++++ Material for this exercise

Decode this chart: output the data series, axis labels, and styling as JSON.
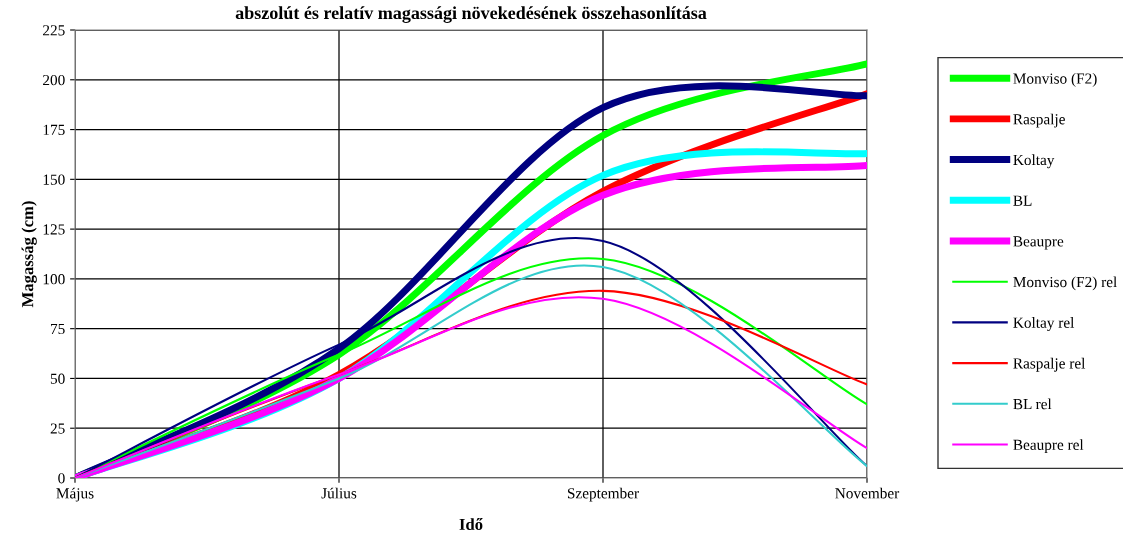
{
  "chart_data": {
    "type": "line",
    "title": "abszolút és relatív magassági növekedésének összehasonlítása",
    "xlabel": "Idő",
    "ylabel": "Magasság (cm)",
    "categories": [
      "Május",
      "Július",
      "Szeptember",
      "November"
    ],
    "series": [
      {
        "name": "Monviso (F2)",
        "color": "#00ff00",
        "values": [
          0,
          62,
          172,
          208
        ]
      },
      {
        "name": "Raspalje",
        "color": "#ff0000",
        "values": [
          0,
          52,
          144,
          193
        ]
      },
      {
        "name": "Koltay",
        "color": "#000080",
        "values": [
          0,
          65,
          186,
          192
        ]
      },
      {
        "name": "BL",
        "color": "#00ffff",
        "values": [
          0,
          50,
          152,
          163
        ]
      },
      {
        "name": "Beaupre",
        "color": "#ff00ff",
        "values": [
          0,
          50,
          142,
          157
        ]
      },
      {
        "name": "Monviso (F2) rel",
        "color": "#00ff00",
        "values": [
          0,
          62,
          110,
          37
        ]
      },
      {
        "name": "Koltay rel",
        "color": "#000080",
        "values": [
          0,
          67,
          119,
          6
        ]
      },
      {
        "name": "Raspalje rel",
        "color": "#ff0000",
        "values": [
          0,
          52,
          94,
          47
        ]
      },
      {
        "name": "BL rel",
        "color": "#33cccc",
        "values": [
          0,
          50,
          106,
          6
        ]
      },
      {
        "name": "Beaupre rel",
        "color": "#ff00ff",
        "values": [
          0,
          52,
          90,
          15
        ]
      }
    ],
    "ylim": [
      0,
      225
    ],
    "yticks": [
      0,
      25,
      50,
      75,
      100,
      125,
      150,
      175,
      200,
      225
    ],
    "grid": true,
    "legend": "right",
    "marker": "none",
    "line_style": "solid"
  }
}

++++++++
++++ Material for this exercise

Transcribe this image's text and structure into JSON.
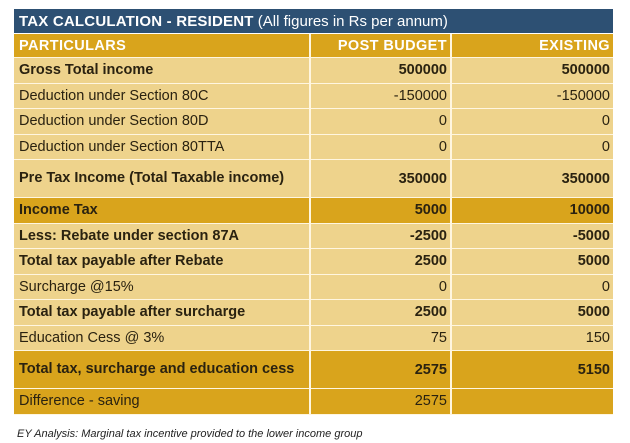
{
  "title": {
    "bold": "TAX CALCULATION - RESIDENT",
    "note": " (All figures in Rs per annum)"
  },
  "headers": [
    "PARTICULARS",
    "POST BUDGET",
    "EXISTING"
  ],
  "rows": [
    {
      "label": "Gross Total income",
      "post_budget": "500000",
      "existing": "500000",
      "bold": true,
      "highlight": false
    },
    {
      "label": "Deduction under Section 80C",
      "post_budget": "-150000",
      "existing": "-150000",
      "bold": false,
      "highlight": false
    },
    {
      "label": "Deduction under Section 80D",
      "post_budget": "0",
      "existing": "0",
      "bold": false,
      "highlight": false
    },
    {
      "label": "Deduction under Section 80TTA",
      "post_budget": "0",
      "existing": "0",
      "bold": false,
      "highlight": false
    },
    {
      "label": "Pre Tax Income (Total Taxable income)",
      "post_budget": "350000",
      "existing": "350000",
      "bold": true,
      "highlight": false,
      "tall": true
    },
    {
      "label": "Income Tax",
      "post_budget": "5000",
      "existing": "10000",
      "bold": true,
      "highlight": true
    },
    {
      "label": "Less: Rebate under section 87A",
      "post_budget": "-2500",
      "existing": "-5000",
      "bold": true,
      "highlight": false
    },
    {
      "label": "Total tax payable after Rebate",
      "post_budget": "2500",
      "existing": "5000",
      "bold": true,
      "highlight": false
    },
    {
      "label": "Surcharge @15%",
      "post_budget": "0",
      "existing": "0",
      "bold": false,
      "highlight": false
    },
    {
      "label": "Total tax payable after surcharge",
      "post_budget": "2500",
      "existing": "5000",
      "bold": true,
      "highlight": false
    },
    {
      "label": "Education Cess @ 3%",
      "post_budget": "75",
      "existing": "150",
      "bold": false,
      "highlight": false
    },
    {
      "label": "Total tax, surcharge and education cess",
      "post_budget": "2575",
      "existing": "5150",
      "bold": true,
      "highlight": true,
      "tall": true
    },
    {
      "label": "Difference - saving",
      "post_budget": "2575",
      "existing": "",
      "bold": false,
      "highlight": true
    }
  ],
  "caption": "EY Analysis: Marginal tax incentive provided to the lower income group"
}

++++++++
++++ Material for this exercise

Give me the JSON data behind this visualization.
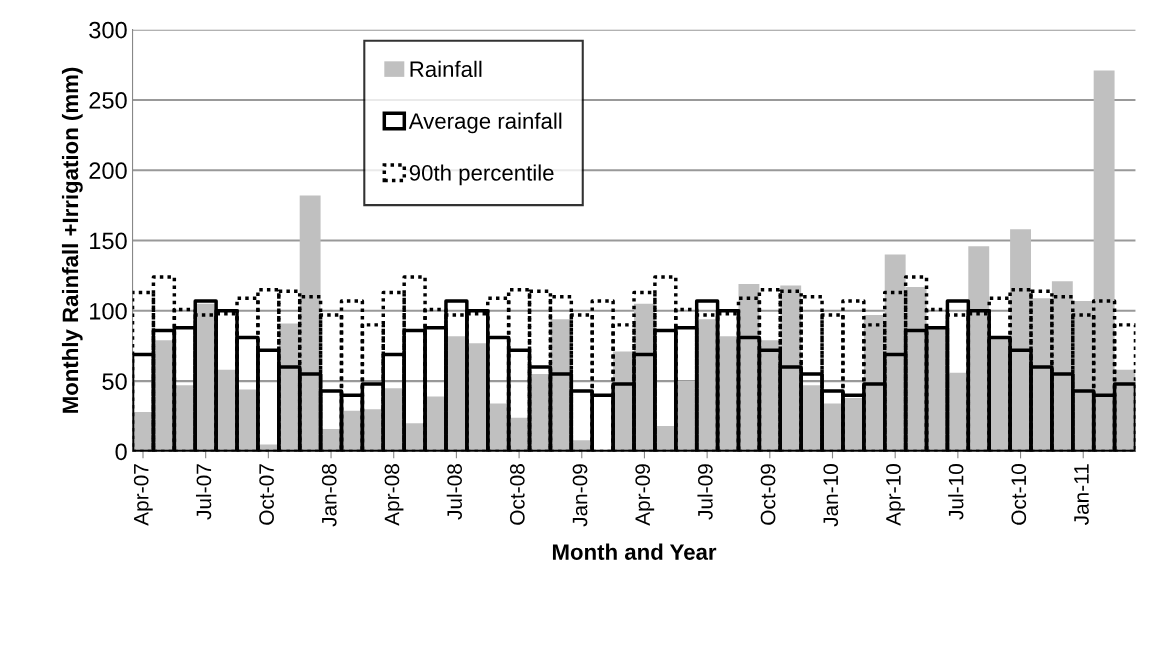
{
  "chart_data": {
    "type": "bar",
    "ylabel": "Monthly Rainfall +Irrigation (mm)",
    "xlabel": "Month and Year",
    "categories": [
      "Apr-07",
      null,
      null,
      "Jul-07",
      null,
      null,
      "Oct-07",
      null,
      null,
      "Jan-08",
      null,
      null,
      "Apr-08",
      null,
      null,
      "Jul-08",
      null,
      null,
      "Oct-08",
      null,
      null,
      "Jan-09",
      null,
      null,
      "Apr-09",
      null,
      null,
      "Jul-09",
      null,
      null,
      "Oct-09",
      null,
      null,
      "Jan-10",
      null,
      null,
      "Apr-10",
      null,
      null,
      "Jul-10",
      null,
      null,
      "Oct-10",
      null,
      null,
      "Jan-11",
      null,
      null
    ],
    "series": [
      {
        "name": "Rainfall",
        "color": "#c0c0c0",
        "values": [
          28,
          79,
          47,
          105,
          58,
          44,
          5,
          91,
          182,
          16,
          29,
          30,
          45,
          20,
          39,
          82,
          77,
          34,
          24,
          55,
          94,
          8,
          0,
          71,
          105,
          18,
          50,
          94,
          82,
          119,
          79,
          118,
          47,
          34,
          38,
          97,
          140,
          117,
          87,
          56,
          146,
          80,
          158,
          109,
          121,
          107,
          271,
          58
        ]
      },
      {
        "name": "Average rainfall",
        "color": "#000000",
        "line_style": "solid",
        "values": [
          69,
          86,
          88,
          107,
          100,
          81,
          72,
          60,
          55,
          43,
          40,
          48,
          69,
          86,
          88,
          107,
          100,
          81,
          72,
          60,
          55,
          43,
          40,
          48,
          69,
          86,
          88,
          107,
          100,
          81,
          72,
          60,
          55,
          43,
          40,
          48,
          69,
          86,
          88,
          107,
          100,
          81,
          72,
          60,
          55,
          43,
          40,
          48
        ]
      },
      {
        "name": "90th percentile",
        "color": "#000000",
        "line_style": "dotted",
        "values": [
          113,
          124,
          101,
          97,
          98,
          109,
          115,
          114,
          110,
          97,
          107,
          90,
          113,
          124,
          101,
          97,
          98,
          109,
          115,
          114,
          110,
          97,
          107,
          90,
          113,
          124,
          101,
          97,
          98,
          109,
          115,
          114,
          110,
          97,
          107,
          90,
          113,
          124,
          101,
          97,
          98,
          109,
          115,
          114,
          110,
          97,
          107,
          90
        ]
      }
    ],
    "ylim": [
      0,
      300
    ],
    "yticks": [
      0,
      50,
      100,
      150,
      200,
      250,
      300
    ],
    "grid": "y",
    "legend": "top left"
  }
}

++++++++

[Task goal] Copy all lines from the entries that contain the word "title".

[Output below]
    "title": "abszolút és relatív magassági növekedésének összehasonlítása",
  "title": {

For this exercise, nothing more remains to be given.